** start DATA SUPPLIED **

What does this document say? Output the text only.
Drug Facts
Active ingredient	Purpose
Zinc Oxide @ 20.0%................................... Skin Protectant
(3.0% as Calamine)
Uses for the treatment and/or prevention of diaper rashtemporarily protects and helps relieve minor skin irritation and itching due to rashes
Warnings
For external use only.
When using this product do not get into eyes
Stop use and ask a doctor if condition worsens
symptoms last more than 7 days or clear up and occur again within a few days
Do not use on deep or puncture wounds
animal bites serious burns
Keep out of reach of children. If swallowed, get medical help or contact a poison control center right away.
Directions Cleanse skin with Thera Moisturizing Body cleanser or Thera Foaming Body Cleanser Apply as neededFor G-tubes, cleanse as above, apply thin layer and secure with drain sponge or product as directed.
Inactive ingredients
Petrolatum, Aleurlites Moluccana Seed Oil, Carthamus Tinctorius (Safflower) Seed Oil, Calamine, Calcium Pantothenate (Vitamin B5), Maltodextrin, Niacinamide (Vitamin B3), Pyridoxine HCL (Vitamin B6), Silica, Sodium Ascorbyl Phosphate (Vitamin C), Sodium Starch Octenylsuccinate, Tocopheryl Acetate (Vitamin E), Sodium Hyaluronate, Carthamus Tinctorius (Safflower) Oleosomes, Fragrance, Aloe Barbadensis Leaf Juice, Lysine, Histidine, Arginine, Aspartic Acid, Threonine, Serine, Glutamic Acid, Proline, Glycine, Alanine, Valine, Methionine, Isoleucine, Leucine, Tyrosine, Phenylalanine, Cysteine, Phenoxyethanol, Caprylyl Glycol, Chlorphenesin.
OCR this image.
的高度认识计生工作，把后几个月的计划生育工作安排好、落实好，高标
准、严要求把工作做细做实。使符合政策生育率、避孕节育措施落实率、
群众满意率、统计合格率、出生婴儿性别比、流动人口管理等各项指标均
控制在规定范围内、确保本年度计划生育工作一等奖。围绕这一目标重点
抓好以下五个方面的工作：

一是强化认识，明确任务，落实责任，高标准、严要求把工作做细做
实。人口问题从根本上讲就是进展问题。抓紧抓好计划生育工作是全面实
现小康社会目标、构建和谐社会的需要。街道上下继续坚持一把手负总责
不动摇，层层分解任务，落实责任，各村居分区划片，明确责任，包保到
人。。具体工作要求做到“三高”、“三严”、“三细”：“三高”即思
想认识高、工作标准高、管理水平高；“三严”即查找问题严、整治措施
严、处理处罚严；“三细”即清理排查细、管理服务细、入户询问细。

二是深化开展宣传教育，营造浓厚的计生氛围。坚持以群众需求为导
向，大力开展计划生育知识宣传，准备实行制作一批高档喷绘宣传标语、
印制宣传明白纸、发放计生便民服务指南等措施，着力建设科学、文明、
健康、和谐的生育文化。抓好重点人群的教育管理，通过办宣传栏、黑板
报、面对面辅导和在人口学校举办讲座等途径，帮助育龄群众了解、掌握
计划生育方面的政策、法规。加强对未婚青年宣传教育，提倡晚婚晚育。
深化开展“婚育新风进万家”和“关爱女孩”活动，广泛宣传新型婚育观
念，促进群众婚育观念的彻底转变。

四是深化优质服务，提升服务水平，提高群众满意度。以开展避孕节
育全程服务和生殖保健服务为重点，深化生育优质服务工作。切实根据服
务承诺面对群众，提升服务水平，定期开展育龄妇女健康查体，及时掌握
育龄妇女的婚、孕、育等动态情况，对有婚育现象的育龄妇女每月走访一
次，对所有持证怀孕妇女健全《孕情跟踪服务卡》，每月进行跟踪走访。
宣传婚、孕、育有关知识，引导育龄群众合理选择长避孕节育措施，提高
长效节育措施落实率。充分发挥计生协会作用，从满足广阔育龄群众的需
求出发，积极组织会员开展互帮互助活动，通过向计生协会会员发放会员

** end DATA SUPPLIED **

THE PROBLEM: Identify all lines in the records above with the word "落实责任".

FINAL RESULT:
一是强化认识，明确任务，落实责任，高标准、严要求把工作做细做
不动摇，层层分解任务，落实责任，各村居分区划片，明确责任，包保到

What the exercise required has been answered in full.